Dataset entries on figures
************

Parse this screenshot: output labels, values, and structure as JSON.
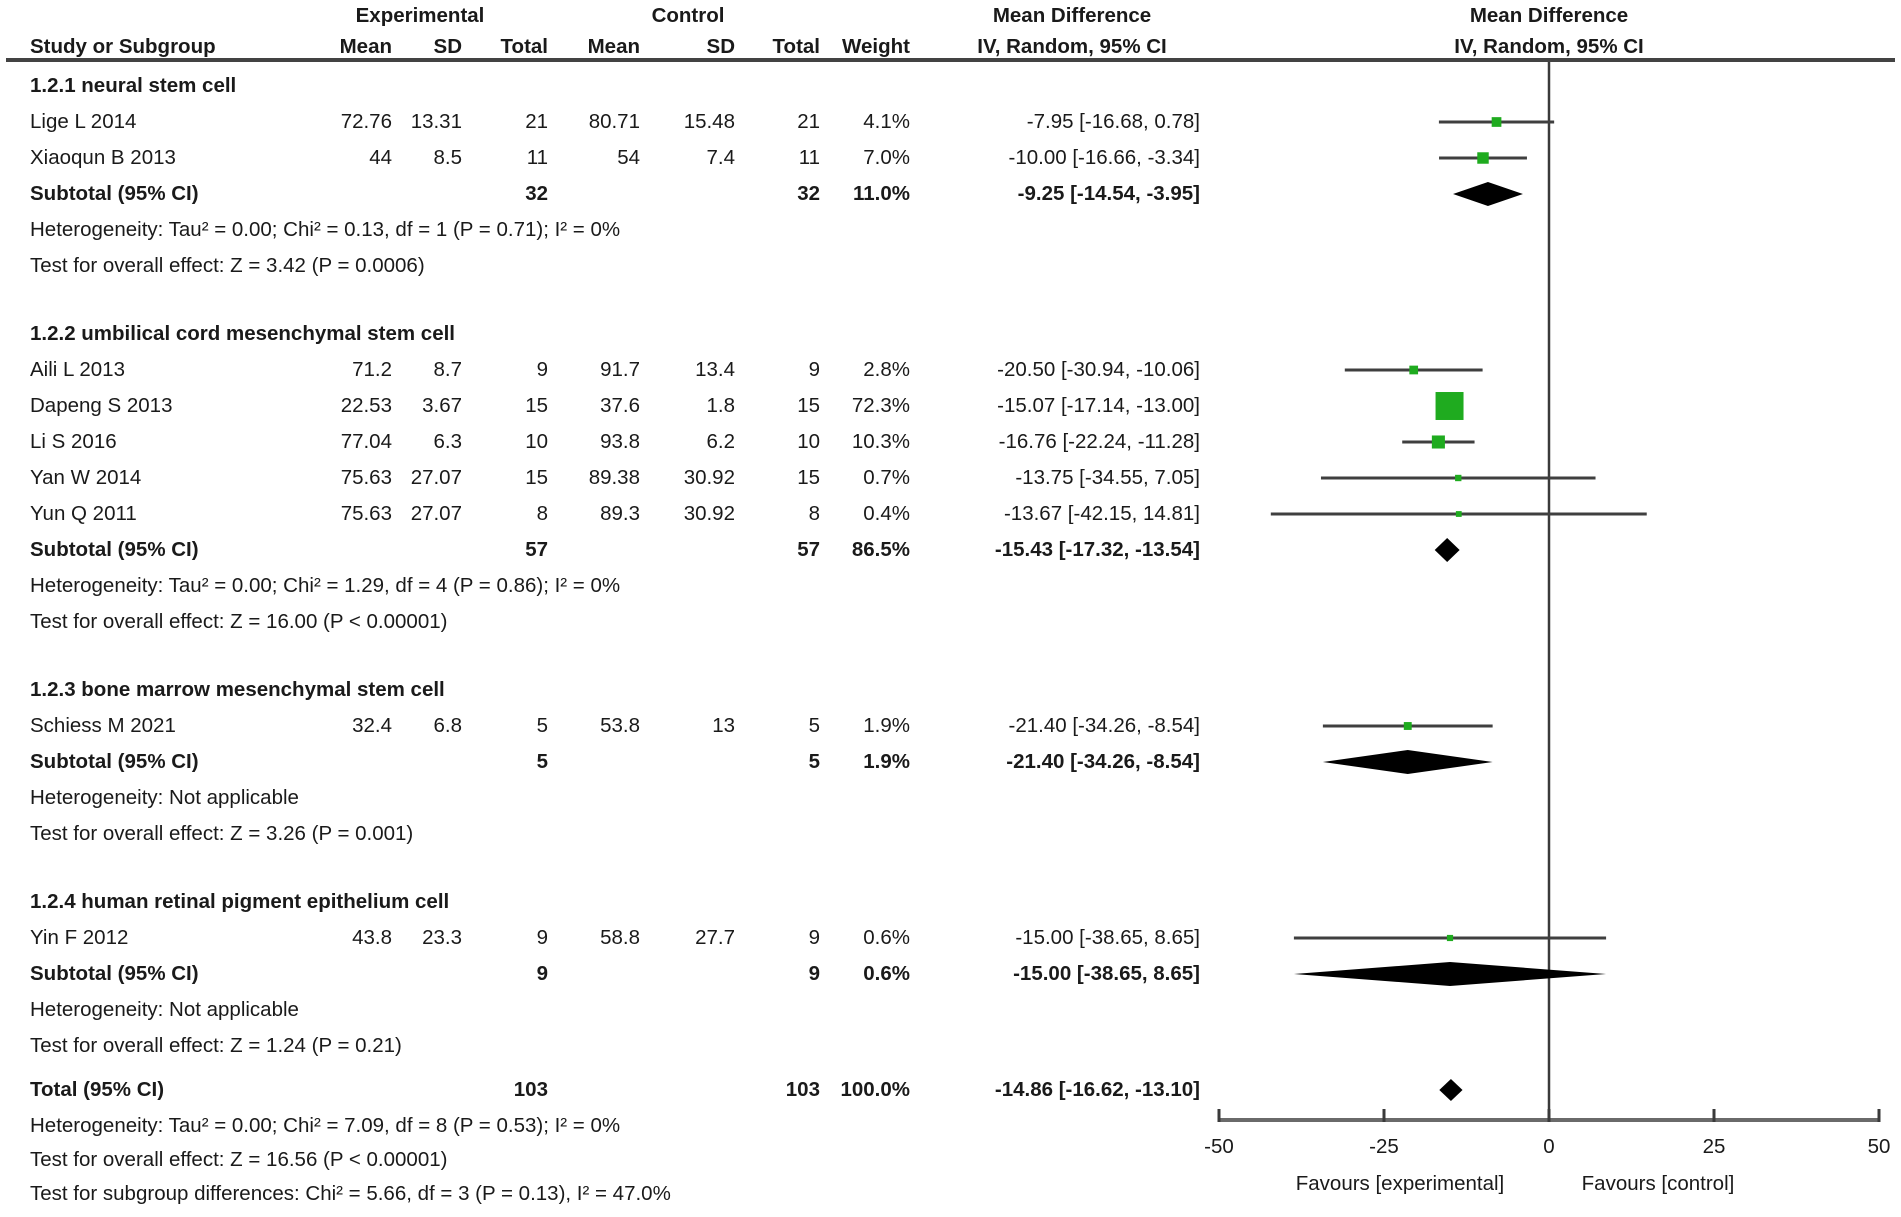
{
  "header": {
    "experimental": "Experimental",
    "control": "Control",
    "mean_difference_left": "Mean Difference",
    "mean_difference_right": "Mean Difference",
    "columns": {
      "study": "Study or Subgroup",
      "mean": "Mean",
      "sd": "SD",
      "total": "Total",
      "weight": "Weight",
      "ci": "IV, Random, 95% CI"
    },
    "ci_method_right": "IV, Random, 95% CI"
  },
  "sections": [
    {
      "label": "1.2.1 neural stem cell",
      "studies": [
        {
          "name": "Lige L 2014",
          "exp_mean": "72.76",
          "exp_sd": "13.31",
          "exp_total": "21",
          "ctrl_mean": "80.71",
          "ctrl_sd": "15.48",
          "ctrl_total": "21",
          "weight": "4.1%",
          "ci_text": "-7.95 [-16.68, 0.78]",
          "est": -7.95,
          "lo": -16.68,
          "hi": 0.78,
          "weight_pct": 4.1
        },
        {
          "name": "Xiaoqun B 2013",
          "exp_mean": "44",
          "exp_sd": "8.5",
          "exp_total": "11",
          "ctrl_mean": "54",
          "ctrl_sd": "7.4",
          "ctrl_total": "11",
          "weight": "7.0%",
          "ci_text": "-10.00 [-16.66, -3.34]",
          "est": -10.0,
          "lo": -16.66,
          "hi": -3.34,
          "weight_pct": 7.0
        }
      ],
      "subtotal": {
        "label": "Subtotal (95% CI)",
        "exp_total": "32",
        "ctrl_total": "32",
        "weight": "11.0%",
        "ci_text": "-9.25 [-14.54, -3.95]",
        "est": -9.25,
        "lo": -14.54,
        "hi": -3.95
      },
      "heterogeneity": "Heterogeneity: Tau² = 0.00; Chi² = 0.13, df = 1 (P = 0.71); I² = 0%",
      "overall_effect": "Test for overall effect: Z = 3.42 (P = 0.0006)"
    },
    {
      "label": "1.2.2 umbilical cord mesenchymal stem cell",
      "studies": [
        {
          "name": "Aili L 2013",
          "exp_mean": "71.2",
          "exp_sd": "8.7",
          "exp_total": "9",
          "ctrl_mean": "91.7",
          "ctrl_sd": "13.4",
          "ctrl_total": "9",
          "weight": "2.8%",
          "ci_text": "-20.50 [-30.94, -10.06]",
          "est": -20.5,
          "lo": -30.94,
          "hi": -10.06,
          "weight_pct": 2.8
        },
        {
          "name": "Dapeng S 2013",
          "exp_mean": "22.53",
          "exp_sd": "3.67",
          "exp_total": "15",
          "ctrl_mean": "37.6",
          "ctrl_sd": "1.8",
          "ctrl_total": "15",
          "weight": "72.3%",
          "ci_text": "-15.07 [-17.14, -13.00]",
          "est": -15.07,
          "lo": -17.14,
          "hi": -13.0,
          "weight_pct": 72.3
        },
        {
          "name": "Li S 2016",
          "exp_mean": "77.04",
          "exp_sd": "6.3",
          "exp_total": "10",
          "ctrl_mean": "93.8",
          "ctrl_sd": "6.2",
          "ctrl_total": "10",
          "weight": "10.3%",
          "ci_text": "-16.76 [-22.24, -11.28]",
          "est": -16.76,
          "lo": -22.24,
          "hi": -11.28,
          "weight_pct": 10.3
        },
        {
          "name": "Yan W 2014",
          "exp_mean": "75.63",
          "exp_sd": "27.07",
          "exp_total": "15",
          "ctrl_mean": "89.38",
          "ctrl_sd": "30.92",
          "ctrl_total": "15",
          "weight": "0.7%",
          "ci_text": "-13.75 [-34.55, 7.05]",
          "est": -13.75,
          "lo": -34.55,
          "hi": 7.05,
          "weight_pct": 0.7
        },
        {
          "name": "Yun Q 2011",
          "exp_mean": "75.63",
          "exp_sd": "27.07",
          "exp_total": "8",
          "ctrl_mean": "89.3",
          "ctrl_sd": "30.92",
          "ctrl_total": "8",
          "weight": "0.4%",
          "ci_text": "-13.67 [-42.15, 14.81]",
          "est": -13.67,
          "lo": -42.15,
          "hi": 14.81,
          "weight_pct": 0.4
        }
      ],
      "subtotal": {
        "label": "Subtotal (95% CI)",
        "exp_total": "57",
        "ctrl_total": "57",
        "weight": "86.5%",
        "ci_text": "-15.43 [-17.32, -13.54]",
        "est": -15.43,
        "lo": -17.32,
        "hi": -13.54
      },
      "heterogeneity": "Heterogeneity: Tau² = 0.00; Chi² = 1.29, df = 4 (P = 0.86); I² = 0%",
      "overall_effect": "Test for overall effect: Z = 16.00 (P < 0.00001)"
    },
    {
      "label": "1.2.3 bone marrow mesenchymal stem cell",
      "studies": [
        {
          "name": "Schiess M 2021",
          "exp_mean": "32.4",
          "exp_sd": "6.8",
          "exp_total": "5",
          "ctrl_mean": "53.8",
          "ctrl_sd": "13",
          "ctrl_total": "5",
          "weight": "1.9%",
          "ci_text": "-21.40 [-34.26, -8.54]",
          "est": -21.4,
          "lo": -34.26,
          "hi": -8.54,
          "weight_pct": 1.9
        }
      ],
      "subtotal": {
        "label": "Subtotal (95% CI)",
        "exp_total": "5",
        "ctrl_total": "5",
        "weight": "1.9%",
        "ci_text": "-21.40 [-34.26, -8.54]",
        "est": -21.4,
        "lo": -34.26,
        "hi": -8.54
      },
      "heterogeneity": "Heterogeneity: Not applicable",
      "overall_effect": "Test for overall effect: Z = 3.26 (P = 0.001)"
    },
    {
      "label": "1.2.4 human retinal pigment epithelium cell",
      "studies": [
        {
          "name": "Yin F 2012",
          "exp_mean": "43.8",
          "exp_sd": "23.3",
          "exp_total": "9",
          "ctrl_mean": "58.8",
          "ctrl_sd": "27.7",
          "ctrl_total": "9",
          "weight": "0.6%",
          "ci_text": "-15.00 [-38.65, 8.65]",
          "est": -15.0,
          "lo": -38.65,
          "hi": 8.65,
          "weight_pct": 0.6
        }
      ],
      "subtotal": {
        "label": "Subtotal (95% CI)",
        "exp_total": "9",
        "ctrl_total": "9",
        "weight": "0.6%",
        "ci_text": "-15.00 [-38.65, 8.65]",
        "est": -15.0,
        "lo": -38.65,
        "hi": 8.65
      },
      "heterogeneity": "Heterogeneity: Not applicable",
      "overall_effect": "Test for overall effect: Z = 1.24 (P = 0.21)"
    }
  ],
  "total": {
    "label": "Total (95% CI)",
    "exp_total": "103",
    "ctrl_total": "103",
    "weight": "100.0%",
    "ci_text": "-14.86 [-16.62, -13.10]",
    "est": -14.86,
    "lo": -16.62,
    "hi": -13.1,
    "heterogeneity": "Heterogeneity: Tau² = 0.00; Chi² = 7.09, df = 8 (P = 0.53); I² = 0%",
    "overall_effect": "Test for overall effect: Z = 16.56 (P < 0.00001)",
    "subgroup_differences": "Test for subgroup differences: Chi² = 5.66, df = 3 (P = 0.13), I² = 47.0%"
  },
  "axis": {
    "ticks": [
      -50,
      -25,
      0,
      25,
      50
    ],
    "xlim": [
      -50,
      50
    ],
    "favours_left": "Favours [experimental]",
    "favours_right": "Favours [control]"
  },
  "colors": {
    "marker_green": "#1FAB1F",
    "diamond_black": "#000000",
    "ci_line": "#3f3f3f",
    "axis_gray": "#6a6a6a",
    "tick_dark": "#3a3a3a",
    "text": "#1a1a1a",
    "rule": "#434343"
  },
  "chart_data": {
    "type": "scatter",
    "subtype": "forest_plot_mean_difference",
    "title": "Mean Difference  IV, Random, 95% CI",
    "xlabel": "Mean Difference",
    "xlim": [
      -50,
      50
    ],
    "xticks": [
      -50,
      -25,
      0,
      25,
      50
    ],
    "favours": [
      "Favours [experimental]",
      "Favours [control]"
    ],
    "studies": [
      {
        "subgroup": "1.2.1 neural stem cell",
        "name": "Lige L 2014",
        "estimate": -7.95,
        "ci": [
          -16.68,
          0.78
        ],
        "weight_pct": 4.1
      },
      {
        "subgroup": "1.2.1 neural stem cell",
        "name": "Xiaoqun B 2013",
        "estimate": -10.0,
        "ci": [
          -16.66,
          -3.34
        ],
        "weight_pct": 7.0
      },
      {
        "subgroup": "1.2.2 umbilical cord mesenchymal stem cell",
        "name": "Aili L 2013",
        "estimate": -20.5,
        "ci": [
          -30.94,
          -10.06
        ],
        "weight_pct": 2.8
      },
      {
        "subgroup": "1.2.2 umbilical cord mesenchymal stem cell",
        "name": "Dapeng S 2013",
        "estimate": -15.07,
        "ci": [
          -17.14,
          -13.0
        ],
        "weight_pct": 72.3
      },
      {
        "subgroup": "1.2.2 umbilical cord mesenchymal stem cell",
        "name": "Li S 2016",
        "estimate": -16.76,
        "ci": [
          -22.24,
          -11.28
        ],
        "weight_pct": 10.3
      },
      {
        "subgroup": "1.2.2 umbilical cord mesenchymal stem cell",
        "name": "Yan W 2014",
        "estimate": -13.75,
        "ci": [
          -34.55,
          7.05
        ],
        "weight_pct": 0.7
      },
      {
        "subgroup": "1.2.2 umbilical cord mesenchymal stem cell",
        "name": "Yun Q 2011",
        "estimate": -13.67,
        "ci": [
          -42.15,
          14.81
        ],
        "weight_pct": 0.4
      },
      {
        "subgroup": "1.2.3 bone marrow mesenchymal stem cell",
        "name": "Schiess M 2021",
        "estimate": -21.4,
        "ci": [
          -34.26,
          -8.54
        ],
        "weight_pct": 1.9
      },
      {
        "subgroup": "1.2.4 human retinal pigment epithelium cell",
        "name": "Yin F 2012",
        "estimate": -15.0,
        "ci": [
          -38.65,
          8.65
        ],
        "weight_pct": 0.6
      }
    ],
    "subtotals": [
      {
        "subgroup": "1.2.1 neural stem cell",
        "estimate": -9.25,
        "ci": [
          -14.54,
          -3.95
        ],
        "weight_pct": 11.0
      },
      {
        "subgroup": "1.2.2 umbilical cord mesenchymal stem cell",
        "estimate": -15.43,
        "ci": [
          -17.32,
          -13.54
        ],
        "weight_pct": 86.5
      },
      {
        "subgroup": "1.2.3 bone marrow mesenchymal stem cell",
        "estimate": -21.4,
        "ci": [
          -34.26,
          -8.54
        ],
        "weight_pct": 1.9
      },
      {
        "subgroup": "1.2.4 human retinal pigment epithelium cell",
        "estimate": -15.0,
        "ci": [
          -38.65,
          8.65
        ],
        "weight_pct": 0.6
      }
    ],
    "total": {
      "estimate": -14.86,
      "ci": [
        -16.62,
        -13.1
      ],
      "weight_pct": 100.0
    }
  }
}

************

_Set exercise:_ Identify every line above that includes the word "Schiess", and show those lines.

_Complete response:_
          "name": "Schiess M 2021",
        "name": "Schiess M 2021",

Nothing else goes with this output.